# [Material for the task]
******

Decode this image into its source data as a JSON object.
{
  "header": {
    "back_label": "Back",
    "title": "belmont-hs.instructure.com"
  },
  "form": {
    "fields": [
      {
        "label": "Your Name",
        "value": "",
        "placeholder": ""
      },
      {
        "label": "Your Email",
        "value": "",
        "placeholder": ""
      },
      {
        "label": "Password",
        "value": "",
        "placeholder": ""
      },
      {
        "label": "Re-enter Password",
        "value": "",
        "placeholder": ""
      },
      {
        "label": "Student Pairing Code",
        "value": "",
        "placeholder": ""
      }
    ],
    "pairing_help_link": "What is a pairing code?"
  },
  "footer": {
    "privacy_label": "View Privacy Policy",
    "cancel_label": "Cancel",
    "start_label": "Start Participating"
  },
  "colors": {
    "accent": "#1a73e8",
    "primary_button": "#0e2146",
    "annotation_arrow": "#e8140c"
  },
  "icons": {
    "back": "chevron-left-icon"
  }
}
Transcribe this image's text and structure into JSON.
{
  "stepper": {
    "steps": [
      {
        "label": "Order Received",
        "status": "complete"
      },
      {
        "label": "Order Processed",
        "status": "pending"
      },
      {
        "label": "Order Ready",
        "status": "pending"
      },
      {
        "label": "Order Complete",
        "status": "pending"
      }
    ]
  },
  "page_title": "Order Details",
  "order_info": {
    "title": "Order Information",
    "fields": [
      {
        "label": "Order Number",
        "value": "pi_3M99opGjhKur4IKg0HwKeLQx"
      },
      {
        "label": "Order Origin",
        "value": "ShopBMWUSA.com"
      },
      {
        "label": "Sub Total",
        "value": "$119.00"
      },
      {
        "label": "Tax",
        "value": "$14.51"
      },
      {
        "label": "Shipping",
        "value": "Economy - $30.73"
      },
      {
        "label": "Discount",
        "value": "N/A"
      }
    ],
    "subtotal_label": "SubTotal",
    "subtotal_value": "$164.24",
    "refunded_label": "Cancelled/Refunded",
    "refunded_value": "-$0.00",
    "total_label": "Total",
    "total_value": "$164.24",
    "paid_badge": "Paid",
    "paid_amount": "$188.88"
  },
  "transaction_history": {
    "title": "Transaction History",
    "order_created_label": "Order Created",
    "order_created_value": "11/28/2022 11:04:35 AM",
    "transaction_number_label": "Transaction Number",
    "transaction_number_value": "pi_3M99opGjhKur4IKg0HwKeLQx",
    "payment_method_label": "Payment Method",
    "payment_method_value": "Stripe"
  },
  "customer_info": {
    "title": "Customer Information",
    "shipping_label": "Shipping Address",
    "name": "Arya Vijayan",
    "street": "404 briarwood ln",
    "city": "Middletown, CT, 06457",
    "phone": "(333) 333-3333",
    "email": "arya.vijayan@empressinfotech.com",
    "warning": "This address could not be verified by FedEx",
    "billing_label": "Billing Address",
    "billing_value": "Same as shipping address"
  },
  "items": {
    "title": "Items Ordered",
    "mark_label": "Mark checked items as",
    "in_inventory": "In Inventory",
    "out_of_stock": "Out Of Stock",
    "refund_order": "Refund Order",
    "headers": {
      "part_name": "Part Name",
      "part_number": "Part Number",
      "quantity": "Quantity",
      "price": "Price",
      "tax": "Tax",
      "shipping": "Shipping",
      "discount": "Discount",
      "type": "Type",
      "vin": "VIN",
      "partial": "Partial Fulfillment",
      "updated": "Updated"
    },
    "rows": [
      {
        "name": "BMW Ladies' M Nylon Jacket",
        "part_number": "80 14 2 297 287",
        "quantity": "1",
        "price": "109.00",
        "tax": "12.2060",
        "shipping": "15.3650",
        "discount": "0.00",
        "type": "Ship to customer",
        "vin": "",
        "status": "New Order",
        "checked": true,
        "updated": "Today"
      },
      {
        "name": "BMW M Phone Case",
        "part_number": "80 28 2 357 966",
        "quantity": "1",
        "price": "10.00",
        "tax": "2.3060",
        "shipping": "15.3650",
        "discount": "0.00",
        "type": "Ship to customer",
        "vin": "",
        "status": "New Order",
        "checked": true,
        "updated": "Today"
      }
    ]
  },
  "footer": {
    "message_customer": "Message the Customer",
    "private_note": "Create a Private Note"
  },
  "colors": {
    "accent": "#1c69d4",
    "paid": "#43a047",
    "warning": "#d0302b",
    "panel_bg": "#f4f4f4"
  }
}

******

# [Short task]
Check each line of these records for the string "into" and state only how many lines have it.

# [Full output]
2